▶ _WHAT YOU WILL DO_:
Transcribe all the records exactly and omit any images they hold.

────────────────────────────────────────

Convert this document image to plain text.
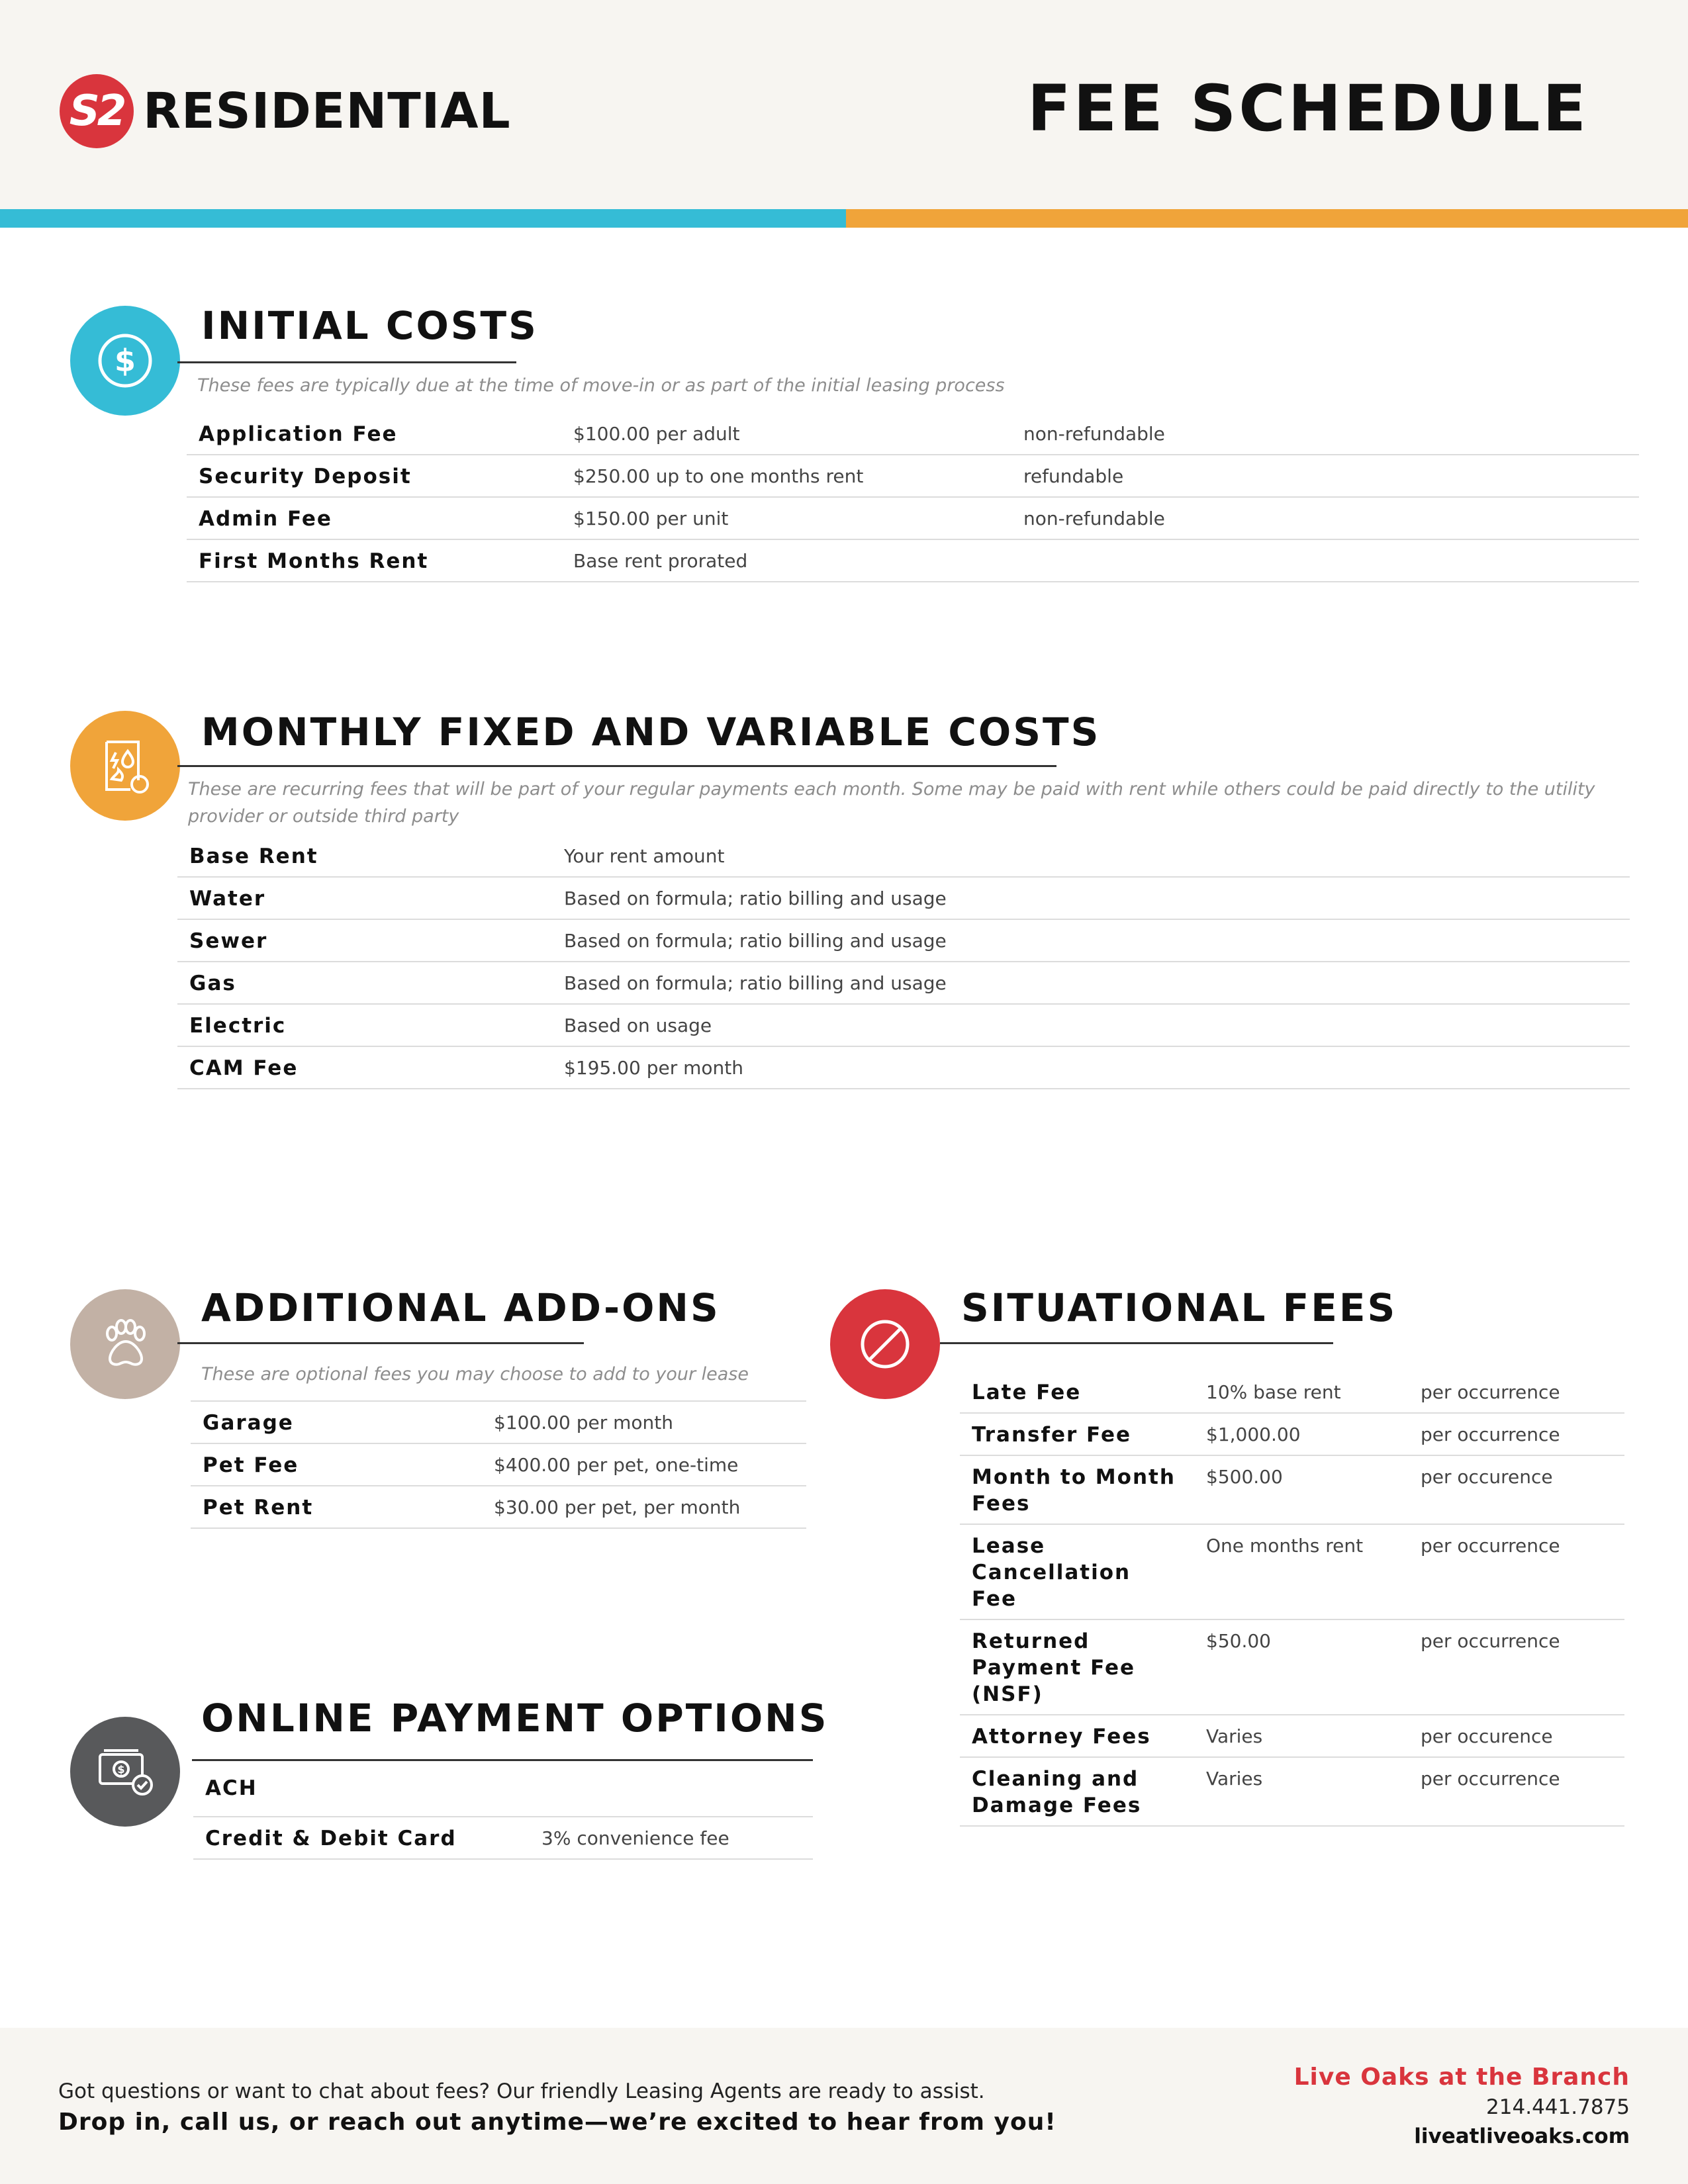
S2 RESIDENTIAL	FEE SCHEDULE
$
INITIAL COSTS
These fees are typically due at the time of move-in or as part of the initial leasing process
Application Fee	$100.00 per adult	non-refundable
Security Deposit	$250.00 up to one months rent	refundable
Admin Fee	$150.00 per unit	non-refundable
First Months Rent	Base rent prorated	
MONTHLY FIXED AND VARIABLE COSTS
These are recurring fees that will be part of your regular payments each month. Some may be paid with rent while others could be paid directly to the utility provider or outside third party
Base Rent	Your rent amount
Water	Based on formula; ratio billing and usage
Sewer	Based on formula; ratio billing and usage
Gas	Based on formula; ratio billing and usage
Electric	Based on usage
CAM Fee	$195.00 per month
ADDITIONAL ADD-ONS
These are optional fees you may choose to add to your lease
Garage	$100.00 per month
Pet Fee	$400.00 per pet, one-time
Pet Rent	$30.00 per pet, per month
SITUATIONAL FEES
Late Fee	10% base rent	per occurrence
Transfer Fee	$1,000.00	per occurrence
Month to Month Fees	$500.00	per occurence
Lease Cancellation Fee	One months rent	per occurrence
Returned Payment Fee (NSF)	$50.00	per occurrence
Attorney Fees	Varies	per occurence
Cleaning and Damage Fees	Varies	per occurrence
$
ONLINE PAYMENT OPTIONS
ACH	
Credit & Debit Card	3% convenience fee
Got questions or want to chat about fees? Our friendly Leasing Agents are ready to assist.
Drop in, call us, or reach out anytime—we’re excited to hear from you!
Live Oaks at the Branch
214.441.7875
liveatliveoaks.com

────────────────────────────────────────

▶ _SOLUTION BELOW_:
Convert this document image to plain text.
S2 RESIDENTIAL	FEE SCHEDULE
$
INITIAL COSTS
These fees are typically due at the time of move-in or as part of the initial leasing process
Application Fee	$100.00 per adult	non-refundable
Security Deposit	$250.00 up to one months rent	refundable
Admin Fee	$150.00 per unit	non-refundable
First Months Rent	Base rent prorated	
MONTHLY FIXED AND VARIABLE COSTS
These are recurring fees that will be part of your regular payments each month. Some may be paid with rent while others could be paid directly to the utility provider or outside third party
Base Rent	Your rent amount
Water	Based on formula; ratio billing and usage
Sewer	Based on formula; ratio billing and usage
Gas	Based on formula; ratio billing and usage
Electric	Based on usage
CAM Fee	$195.00 per month
ADDITIONAL ADD-ONS
These are optional fees you may choose to add to your lease
Garage	$100.00 per month
Pet Fee	$400.00 per pet, one-time
Pet Rent	$30.00 per pet, per month
SITUATIONAL FEES
Late Fee	10% base rent	per occurrence
Transfer Fee	$1,000.00	per occurrence
Month to Month Fees	$500.00	per occurence
Lease Cancellation Fee	One months rent	per occurrence
Returned Payment Fee (NSF)	$50.00	per occurrence
Attorney Fees	Varies	per occurence
Cleaning and Damage Fees	Varies	per occurrence
$
ONLINE PAYMENT OPTIONS
ACH	
Credit & Debit Card	3% convenience fee
Got questions or want to chat about fees? Our friendly Leasing Agents are ready to assist.
Drop in, call us, or reach out anytime—we’re excited to hear from you!
Live Oaks at the Branch
214.441.7875
liveatliveoaks.com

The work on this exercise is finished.